Copy the records below verbatim, starting at the line that contains "12, 851, 18]" and ending after the line that contains "328, 64, 357]".

■ ■ ■ ■ ■ ■ ■

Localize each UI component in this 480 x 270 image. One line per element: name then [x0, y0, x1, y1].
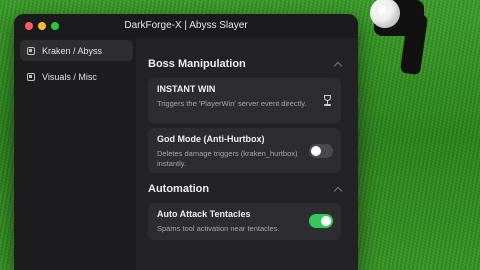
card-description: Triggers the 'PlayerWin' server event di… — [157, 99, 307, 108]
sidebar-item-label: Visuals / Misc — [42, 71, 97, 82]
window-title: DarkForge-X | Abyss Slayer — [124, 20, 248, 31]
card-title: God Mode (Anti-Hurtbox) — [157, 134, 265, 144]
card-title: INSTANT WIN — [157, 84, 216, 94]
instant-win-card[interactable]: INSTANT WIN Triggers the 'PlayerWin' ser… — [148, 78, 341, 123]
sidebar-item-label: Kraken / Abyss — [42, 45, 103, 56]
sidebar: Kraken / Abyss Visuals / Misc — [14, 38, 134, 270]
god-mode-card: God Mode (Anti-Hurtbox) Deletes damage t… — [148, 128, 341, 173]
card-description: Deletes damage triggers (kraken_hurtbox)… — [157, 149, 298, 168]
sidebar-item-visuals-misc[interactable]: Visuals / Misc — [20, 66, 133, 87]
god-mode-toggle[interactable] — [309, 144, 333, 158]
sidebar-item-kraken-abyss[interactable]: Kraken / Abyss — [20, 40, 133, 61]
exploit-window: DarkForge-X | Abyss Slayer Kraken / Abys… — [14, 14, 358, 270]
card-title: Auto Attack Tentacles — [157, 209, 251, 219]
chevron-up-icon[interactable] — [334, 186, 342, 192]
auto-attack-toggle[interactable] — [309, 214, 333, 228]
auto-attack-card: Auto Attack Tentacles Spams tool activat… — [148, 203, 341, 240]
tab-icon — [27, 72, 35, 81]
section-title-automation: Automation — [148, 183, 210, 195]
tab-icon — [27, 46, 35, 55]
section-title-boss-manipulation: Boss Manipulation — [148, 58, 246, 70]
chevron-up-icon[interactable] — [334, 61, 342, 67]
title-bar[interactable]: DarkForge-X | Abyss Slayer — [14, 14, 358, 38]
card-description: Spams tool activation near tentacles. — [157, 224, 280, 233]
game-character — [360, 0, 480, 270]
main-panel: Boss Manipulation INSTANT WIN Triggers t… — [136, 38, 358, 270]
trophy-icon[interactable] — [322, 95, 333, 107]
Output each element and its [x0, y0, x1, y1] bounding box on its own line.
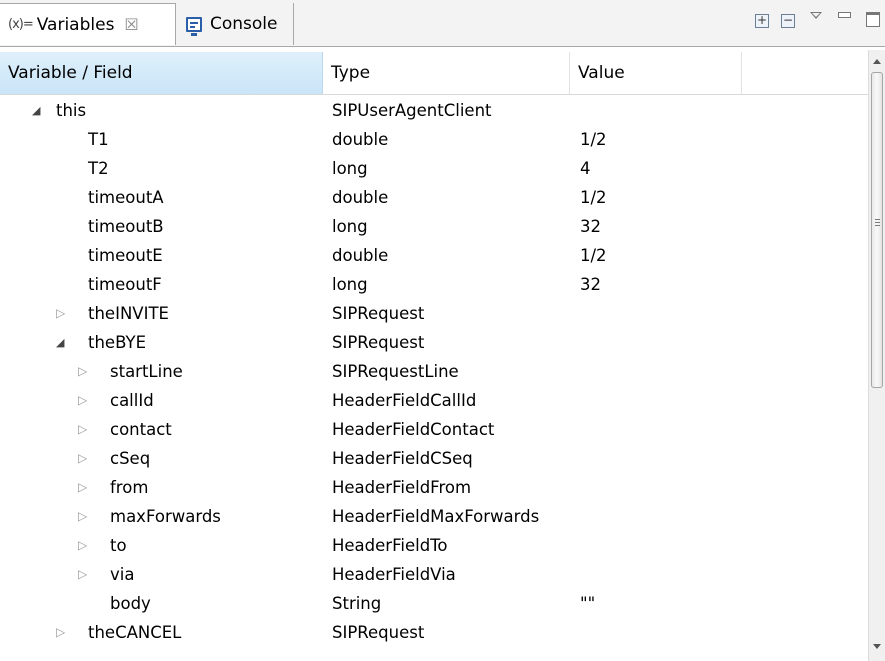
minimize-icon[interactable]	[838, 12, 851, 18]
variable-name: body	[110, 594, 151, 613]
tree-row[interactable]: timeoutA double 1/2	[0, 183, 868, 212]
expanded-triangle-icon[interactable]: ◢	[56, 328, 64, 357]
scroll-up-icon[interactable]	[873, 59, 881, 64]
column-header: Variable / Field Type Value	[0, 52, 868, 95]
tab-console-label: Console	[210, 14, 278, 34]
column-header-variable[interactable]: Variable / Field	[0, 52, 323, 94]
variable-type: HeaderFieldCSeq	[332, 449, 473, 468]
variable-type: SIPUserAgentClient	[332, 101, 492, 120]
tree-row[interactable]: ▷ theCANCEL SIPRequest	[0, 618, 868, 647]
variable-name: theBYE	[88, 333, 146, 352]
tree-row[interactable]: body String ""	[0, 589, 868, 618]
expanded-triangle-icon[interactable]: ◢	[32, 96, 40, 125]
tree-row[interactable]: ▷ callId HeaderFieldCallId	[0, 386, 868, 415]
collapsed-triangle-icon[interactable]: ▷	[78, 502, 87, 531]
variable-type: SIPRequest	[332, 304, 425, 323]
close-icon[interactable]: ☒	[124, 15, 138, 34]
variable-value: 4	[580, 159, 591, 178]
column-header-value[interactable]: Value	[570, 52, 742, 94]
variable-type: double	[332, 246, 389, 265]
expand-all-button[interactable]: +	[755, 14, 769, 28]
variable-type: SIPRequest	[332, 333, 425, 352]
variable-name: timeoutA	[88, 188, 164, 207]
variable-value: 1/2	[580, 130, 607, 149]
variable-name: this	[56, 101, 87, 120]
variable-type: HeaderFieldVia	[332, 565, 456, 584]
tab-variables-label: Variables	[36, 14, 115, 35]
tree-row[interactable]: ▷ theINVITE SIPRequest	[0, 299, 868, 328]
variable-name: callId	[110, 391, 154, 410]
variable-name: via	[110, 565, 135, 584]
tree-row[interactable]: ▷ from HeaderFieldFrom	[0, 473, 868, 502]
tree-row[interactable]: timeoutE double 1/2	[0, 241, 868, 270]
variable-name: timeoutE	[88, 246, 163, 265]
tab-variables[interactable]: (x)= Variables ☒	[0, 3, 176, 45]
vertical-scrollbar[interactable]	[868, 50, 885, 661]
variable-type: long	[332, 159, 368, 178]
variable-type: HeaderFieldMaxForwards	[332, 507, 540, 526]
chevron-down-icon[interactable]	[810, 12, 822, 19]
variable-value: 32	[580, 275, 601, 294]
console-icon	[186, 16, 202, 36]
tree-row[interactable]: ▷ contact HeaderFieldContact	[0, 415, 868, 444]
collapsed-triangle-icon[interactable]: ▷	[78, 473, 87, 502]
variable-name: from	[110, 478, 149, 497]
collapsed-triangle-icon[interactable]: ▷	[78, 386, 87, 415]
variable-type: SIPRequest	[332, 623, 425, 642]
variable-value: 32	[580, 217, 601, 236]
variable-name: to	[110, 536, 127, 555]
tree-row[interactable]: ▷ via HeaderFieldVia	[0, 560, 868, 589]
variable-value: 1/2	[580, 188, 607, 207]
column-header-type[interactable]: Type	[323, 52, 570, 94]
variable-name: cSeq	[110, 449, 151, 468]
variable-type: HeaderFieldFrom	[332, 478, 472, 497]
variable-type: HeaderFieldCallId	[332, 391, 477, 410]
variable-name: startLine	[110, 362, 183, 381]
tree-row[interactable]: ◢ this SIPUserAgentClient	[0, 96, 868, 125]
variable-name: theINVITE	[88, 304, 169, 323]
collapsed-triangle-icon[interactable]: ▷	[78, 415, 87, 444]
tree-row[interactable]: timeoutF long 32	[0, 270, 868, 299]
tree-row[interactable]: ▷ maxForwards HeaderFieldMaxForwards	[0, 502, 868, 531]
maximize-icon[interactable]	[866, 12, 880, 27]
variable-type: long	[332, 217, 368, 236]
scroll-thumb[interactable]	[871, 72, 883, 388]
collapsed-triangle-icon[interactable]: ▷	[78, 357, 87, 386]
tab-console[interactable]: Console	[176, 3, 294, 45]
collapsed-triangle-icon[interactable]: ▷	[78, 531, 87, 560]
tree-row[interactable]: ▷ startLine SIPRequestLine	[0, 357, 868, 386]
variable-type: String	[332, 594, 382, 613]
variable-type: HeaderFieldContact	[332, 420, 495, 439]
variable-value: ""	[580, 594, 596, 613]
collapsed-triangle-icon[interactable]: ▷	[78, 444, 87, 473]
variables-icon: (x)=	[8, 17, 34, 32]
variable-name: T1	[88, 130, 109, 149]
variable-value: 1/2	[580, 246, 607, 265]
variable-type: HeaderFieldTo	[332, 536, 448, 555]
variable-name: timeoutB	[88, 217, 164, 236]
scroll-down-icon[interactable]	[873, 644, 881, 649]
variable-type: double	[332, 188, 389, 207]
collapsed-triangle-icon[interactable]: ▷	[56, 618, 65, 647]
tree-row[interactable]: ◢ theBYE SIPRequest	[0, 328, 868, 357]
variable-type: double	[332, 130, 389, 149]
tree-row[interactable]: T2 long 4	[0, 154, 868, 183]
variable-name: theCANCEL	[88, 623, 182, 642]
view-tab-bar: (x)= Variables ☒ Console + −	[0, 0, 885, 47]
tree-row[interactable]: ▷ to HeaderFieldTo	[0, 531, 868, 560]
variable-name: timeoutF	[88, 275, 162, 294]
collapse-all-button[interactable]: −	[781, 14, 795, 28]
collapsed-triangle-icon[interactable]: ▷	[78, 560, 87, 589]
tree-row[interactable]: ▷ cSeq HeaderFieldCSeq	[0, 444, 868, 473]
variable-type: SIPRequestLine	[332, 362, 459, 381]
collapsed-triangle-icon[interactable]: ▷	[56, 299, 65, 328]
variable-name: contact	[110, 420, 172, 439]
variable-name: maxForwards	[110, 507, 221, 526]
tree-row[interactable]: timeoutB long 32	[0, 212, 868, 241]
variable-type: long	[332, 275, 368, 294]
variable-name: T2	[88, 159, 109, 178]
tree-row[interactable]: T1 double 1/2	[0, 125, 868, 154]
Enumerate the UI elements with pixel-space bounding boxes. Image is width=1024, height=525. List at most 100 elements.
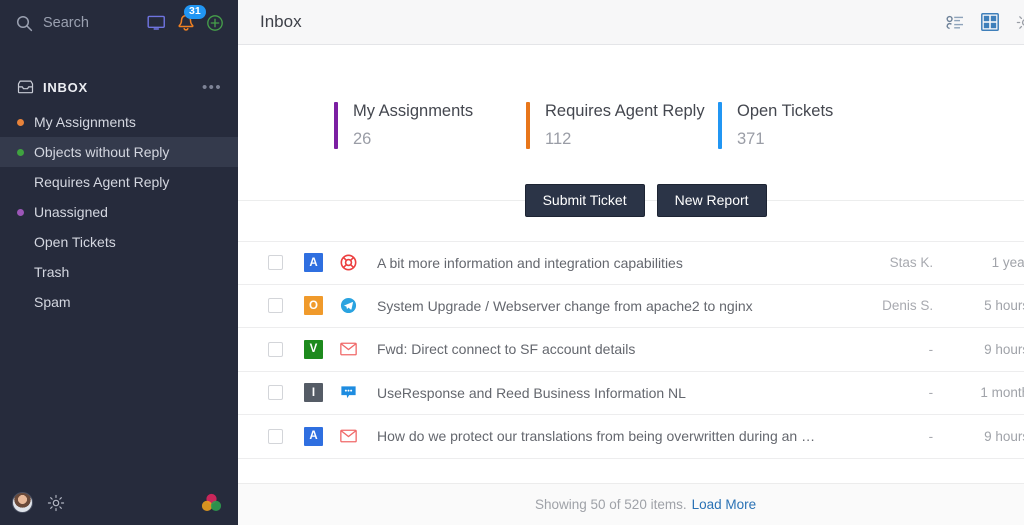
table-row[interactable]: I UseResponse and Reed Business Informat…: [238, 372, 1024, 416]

■ ■ ■ ■ ■ ■ ■

■ **SOLUTION TO THIS TASK**:
minimize-icon[interactable]	[838, 12, 851, 18]
variable-name: body	[110, 594, 151, 613]
tree-row[interactable]: timeoutA double 1/2	[0, 183, 868, 212]
expanded-triangle-icon[interactable]: ◢	[56, 328, 64, 357]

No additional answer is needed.